DATA TO USE:
►
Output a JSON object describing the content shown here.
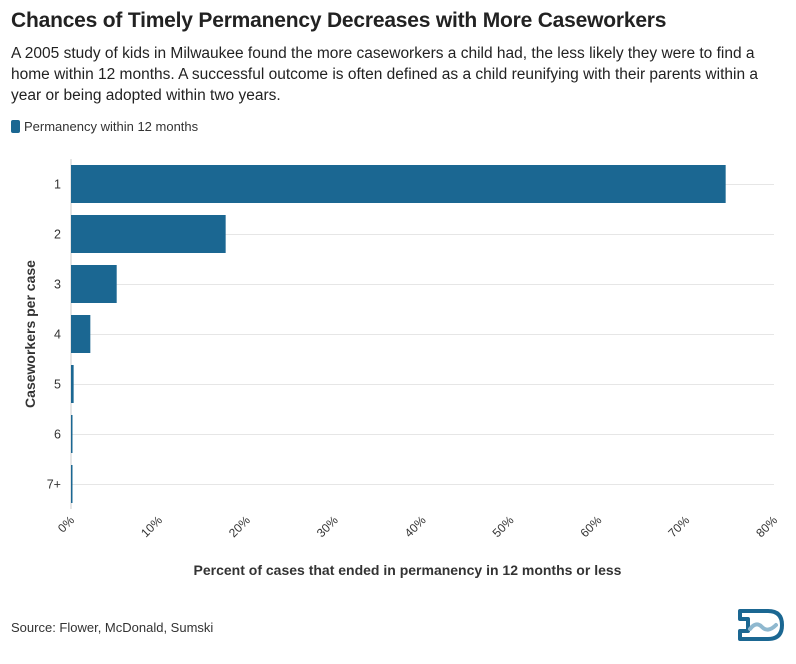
{
  "title": "Chances of Timely Permanency Decreases with More Caseworkers",
  "subtitle": "A 2005 study of kids in Milwaukee found the more caseworkers a child had, the less likely they were to find a home within 12 months. A successful outcome is often defined as a child reunifying with their parents within a year or being adopted within two years.",
  "source": "Source: Flower, McDonald, Sumski",
  "colors": {
    "bar": "#1b6792",
    "grid": "#e6e6e6",
    "axis": "#cccccc",
    "logo": "#1b6792"
  },
  "chart_data": {
    "type": "bar",
    "orientation": "horizontal",
    "title": "",
    "categories": [
      "1",
      "2",
      "3",
      "4",
      "5",
      "6",
      "7+"
    ],
    "series": [
      {
        "name": "Permanency within 12 months",
        "values": [
          74.5,
          17.6,
          5.2,
          2.2,
          0.3,
          0.1,
          0.1
        ]
      }
    ],
    "xlabel": "Percent of cases that ended in permanency in 12 months or less",
    "ylabel": "Caseworkers per case",
    "xlim": [
      0,
      80
    ],
    "xticks": [
      0,
      10,
      20,
      30,
      40,
      50,
      60,
      70,
      80
    ],
    "xtick_labels": [
      "0%",
      "10%",
      "20%",
      "30%",
      "40%",
      "50%",
      "60%",
      "70%",
      "80%"
    ],
    "grid": true,
    "legend_position": "top-left"
  }
}
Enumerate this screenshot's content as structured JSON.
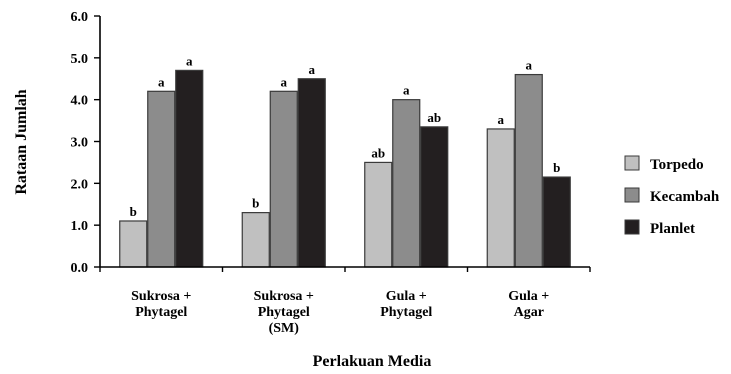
{
  "chart_data": {
    "type": "bar",
    "title": "",
    "xlabel": "Perlakuan Media",
    "ylabel": "Rataan Jumlah",
    "ylim": [
      0,
      6
    ],
    "yticks": [
      "0.0",
      "1.0",
      "2.0",
      "3.0",
      "4.0",
      "5.0",
      "6.0"
    ],
    "categories": [
      [
        "Sukrosa +",
        "Phytagel"
      ],
      [
        "Sukrosa +",
        "Phytagel",
        "(SM)"
      ],
      [
        "Gula +",
        "Phytagel"
      ],
      [
        "Gula +",
        "Agar"
      ]
    ],
    "series": [
      {
        "name": "Torpedo",
        "color": "#c0c0c0",
        "values": [
          1.1,
          1.3,
          2.5,
          3.3
        ],
        "labels": [
          "b",
          "b",
          "ab",
          "a"
        ]
      },
      {
        "name": "Kecambah",
        "color": "#8c8c8c",
        "values": [
          4.2,
          4.2,
          4.0,
          4.6
        ],
        "labels": [
          "a",
          "a",
          "a",
          "a"
        ]
      },
      {
        "name": "Planlet",
        "color": "#231f20",
        "values": [
          4.7,
          4.5,
          3.35,
          2.15
        ],
        "labels": [
          "a",
          "a",
          "ab",
          "b"
        ]
      }
    ],
    "grid": false,
    "legend_position": "right"
  }
}
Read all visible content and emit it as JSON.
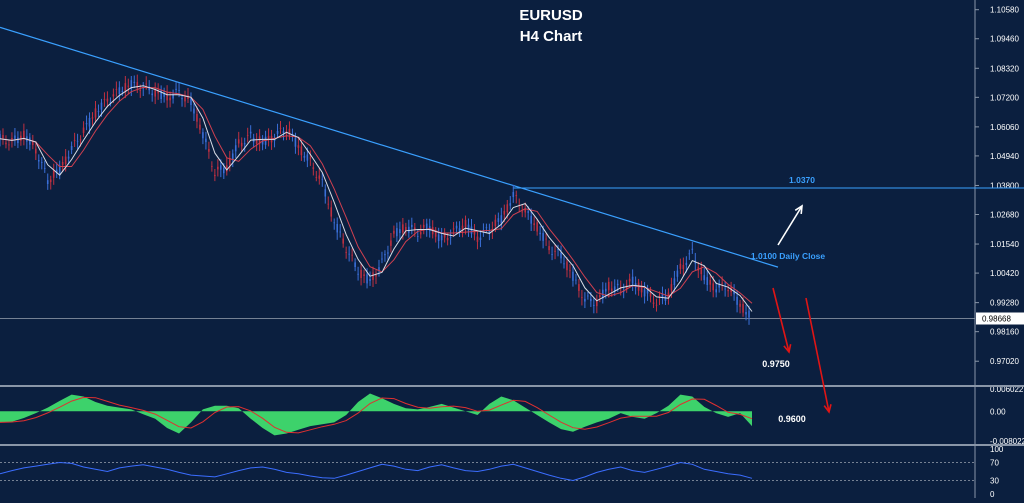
{
  "chart_data": {
    "type": "line",
    "title": "EURUSD",
    "subtitle": "H4 Chart",
    "instrument": "EURUSD",
    "timeframe": "H4",
    "price_axis": {
      "ticks": [
        "1.10580",
        "1.09460",
        "1.08320",
        "1.07200",
        "1.06060",
        "1.04940",
        "1.03800",
        "1.02680",
        "1.01540",
        "1.00420",
        "0.99280",
        "0.98160",
        "0.97020"
      ],
      "current_price": "0.98668",
      "ylim": [
        0.9645,
        1.108
      ]
    },
    "price_series": [
      1.056,
      1.0548,
      1.0575,
      1.052,
      1.04,
      1.044,
      1.052,
      1.059,
      1.066,
      1.071,
      1.0745,
      1.077,
      1.076,
      1.074,
      1.072,
      1.074,
      1.07,
      1.058,
      1.043,
      1.045,
      1.054,
      1.057,
      1.0545,
      1.057,
      1.06,
      1.053,
      1.047,
      1.039,
      1.024,
      1.014,
      1.005,
      1.001,
      1.008,
      1.019,
      1.022,
      1.02,
      1.022,
      1.017,
      1.02,
      1.023,
      1.018,
      1.021,
      1.025,
      1.034,
      1.028,
      1.022,
      1.014,
      1.011,
      1.003,
      0.994,
      0.993,
      0.999,
      0.998,
      1.001,
      0.997,
      0.993,
      0.996,
      1.006,
      1.012,
      1.002,
      0.9985,
      0.999,
      0.992,
      0.9868
    ],
    "trendline": {
      "price_start": 1.099,
      "price_end": 1.0065
    },
    "levels": [
      {
        "label": "1.0370",
        "price": 1.037
      },
      {
        "label": "0.98668",
        "price": 0.98668
      }
    ],
    "annotations": [
      {
        "text": "1.0370",
        "color": "#3aa0ff"
      },
      {
        "text": "1.0100 Daily Close",
        "color": "#3aa0ff"
      },
      {
        "text": "0.9750",
        "color": "#ffffff"
      },
      {
        "text": "0.9600",
        "color": "#ffffff"
      }
    ],
    "macd": {
      "ticks": [
        "0.006022",
        "0.00",
        "-0.008022"
      ],
      "ylim": [
        -0.008022,
        0.006022
      ],
      "values": [
        -0.003,
        -0.0028,
        -0.0018,
        -0.0005,
        0.001,
        0.0028,
        0.0045,
        0.004,
        0.0025,
        0.0015,
        0.001,
        0.0005,
        -0.0008,
        -0.002,
        -0.0045,
        -0.006,
        -0.003,
        0.0005,
        0.0015,
        0.0015,
        0.0008,
        -0.002,
        -0.0045,
        -0.0065,
        -0.006,
        -0.005,
        -0.004,
        -0.0035,
        -0.003,
        -0.001,
        0.0025,
        0.0048,
        0.0035,
        0.002,
        0.0008,
        0.0005,
        0.0012,
        0.002,
        0.001,
        0.0,
        -0.001,
        0.002,
        0.004,
        0.003,
        0.001,
        -0.001,
        -0.003,
        -0.0048,
        -0.0055,
        -0.0042,
        -0.003,
        -0.002,
        -0.0005,
        -0.0015,
        -0.002,
        -0.0005,
        0.0015,
        0.0045,
        0.004,
        0.0012,
        -0.0005,
        -0.0015,
        -0.0005,
        -0.004
      ]
    },
    "rsi": {
      "ticks": [
        "100",
        "70",
        "30",
        "0"
      ],
      "levels": [
        70,
        30
      ],
      "ylim": [
        0,
        100
      ],
      "values": [
        45,
        52,
        58,
        62,
        66,
        70,
        68,
        60,
        55,
        50,
        58,
        62,
        65,
        60,
        55,
        48,
        42,
        40,
        38,
        45,
        52,
        58,
        60,
        55,
        48,
        45,
        40,
        36,
        35,
        42,
        50,
        58,
        66,
        62,
        55,
        52,
        60,
        65,
        58,
        52,
        50,
        55,
        62,
        66,
        58,
        50,
        42,
        35,
        30,
        38,
        48,
        55,
        60,
        52,
        48,
        55,
        62,
        70,
        66,
        55,
        50,
        45,
        42,
        35
      ]
    }
  },
  "colors": {
    "background": "#0b1f3f",
    "separator": "#8a96a8",
    "trendline": "#3aa0ff",
    "level_line": "#3aa0ff",
    "price_line": "#d8dde6",
    "arrow_red": "#e01515",
    "arrow_white": "#ffffff",
    "macd_fill": "#3dd26b",
    "macd_signal": "#e03030",
    "rsi_line": "#3b6dff",
    "rsi_level": "#9aa3b0"
  }
}
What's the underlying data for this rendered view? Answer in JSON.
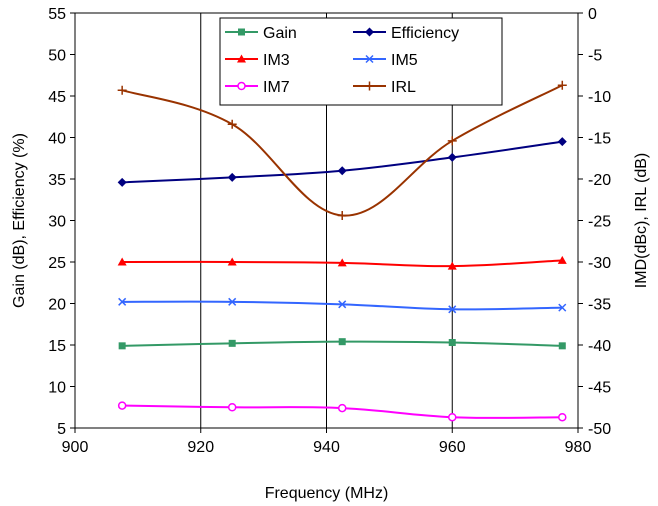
{
  "chart_data": {
    "type": "line",
    "xlabel": "Frequency (MHz)",
    "ylabel": "Gain (dB), Efficiency (%)",
    "y2label": "IMD(dBc), IRL (dB)",
    "xlim": [
      900,
      980
    ],
    "ylim": [
      5,
      55
    ],
    "y2lim": [
      -50,
      0
    ],
    "x_ticks": [
      900,
      920,
      940,
      960,
      980
    ],
    "y_ticks": [
      5,
      10,
      15,
      20,
      25,
      30,
      35,
      40,
      45,
      50,
      55
    ],
    "y2_ticks": [
      -50,
      -45,
      -40,
      -35,
      -30,
      -25,
      -20,
      -15,
      -10,
      -5,
      0
    ],
    "grid": "vertical",
    "legend": "top-center",
    "series": [
      {
        "name": "Gain",
        "axis": "left",
        "color": "#339966",
        "marker": "square",
        "x": [
          907.5,
          925,
          942.5,
          960,
          977.5
        ],
        "values": [
          14.9,
          15.2,
          15.4,
          15.3,
          14.9
        ]
      },
      {
        "name": "Efficiency",
        "axis": "left",
        "color": "#000080",
        "marker": "diamond",
        "x": [
          907.5,
          925,
          942.5,
          960,
          977.5
        ],
        "values": [
          34.6,
          35.2,
          36.0,
          37.6,
          39.5
        ]
      },
      {
        "name": "IM3",
        "axis": "right",
        "color": "#ff0000",
        "marker": "triangle",
        "x": [
          907.5,
          925,
          942.5,
          960,
          977.5
        ],
        "values": [
          -30.0,
          -30.0,
          -30.1,
          -30.5,
          -29.8
        ]
      },
      {
        "name": "IM5",
        "axis": "right",
        "color": "#3366ff",
        "marker": "x",
        "x": [
          907.5,
          925,
          942.5,
          960,
          977.5
        ],
        "values": [
          -34.8,
          -34.8,
          -35.1,
          -35.7,
          -35.5
        ]
      },
      {
        "name": "IM7",
        "axis": "right",
        "color": "#ff00ff",
        "marker": "circle",
        "x": [
          907.5,
          925,
          942.5,
          960,
          977.5
        ],
        "values": [
          -47.3,
          -47.5,
          -47.6,
          -48.7,
          -48.7
        ]
      },
      {
        "name": "IRL",
        "axis": "right",
        "color": "#993300",
        "marker": "plus",
        "x": [
          907.5,
          925,
          942.5,
          960,
          977.5
        ],
        "values": [
          -9.3,
          -13.4,
          -24.4,
          -15.4,
          -8.7
        ]
      }
    ]
  }
}
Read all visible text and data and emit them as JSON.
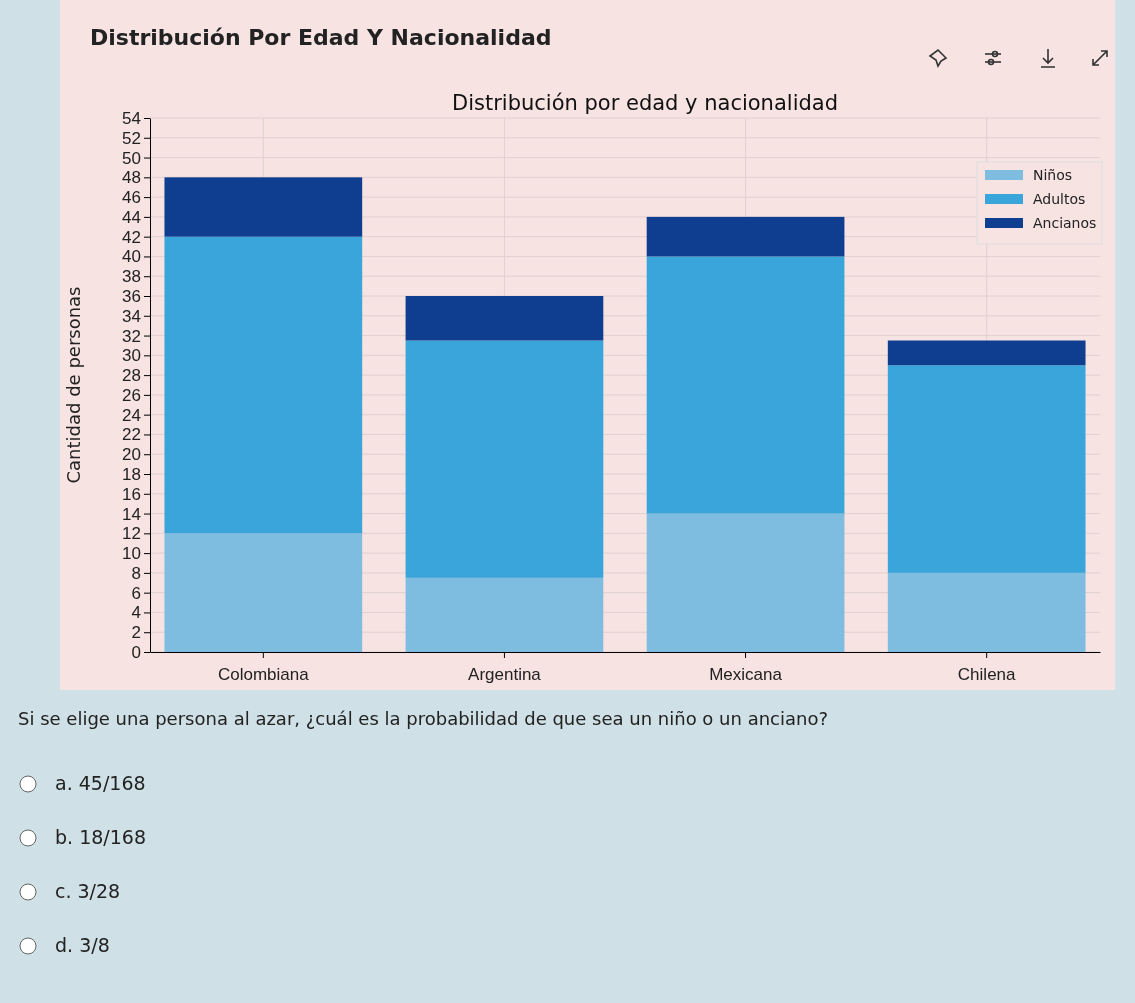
{
  "chart_data": {
    "type": "bar",
    "title": "Distribución por edad y nacionalidad",
    "subtitle": "Distribución Por Edad Y Nacionalidad",
    "ylabel": "Cantidad de personas",
    "categories": [
      "Colombiana",
      "Argentina",
      "Mexicana",
      "Chilena"
    ],
    "series": [
      {
        "name": "Niños",
        "color": "#7fbde0",
        "values": [
          12,
          7.5,
          14,
          8
        ]
      },
      {
        "name": "Adultos",
        "color": "#3aa5db",
        "values": [
          30,
          24,
          26,
          21
        ]
      },
      {
        "name": "Ancianos",
        "color": "#0f3d8f",
        "values": [
          6,
          4.5,
          4,
          2.5
        ]
      }
    ],
    "stacked": true,
    "ylim": [
      0,
      54
    ],
    "yticks": [
      0,
      2,
      4,
      6,
      8,
      10,
      12,
      14,
      16,
      18,
      20,
      22,
      24,
      26,
      28,
      30,
      32,
      34,
      36,
      38,
      40,
      42,
      44,
      46,
      48,
      50,
      52,
      54
    ],
    "grid": true,
    "legend": "top right",
    "annotations": [
      "Si se elige una persona al azar, ¿cuál es la probabilidad de que sea un niño o un anciano?",
      "a.  45/168",
      "b.  18/168",
      "c.  3/28",
      "d.  3/8"
    ]
  }
}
◄
STATED EXERCISE: Work out how many lines in the records above hold the string "months", then give only that count.

RESPONSE TO THIS TASK: 3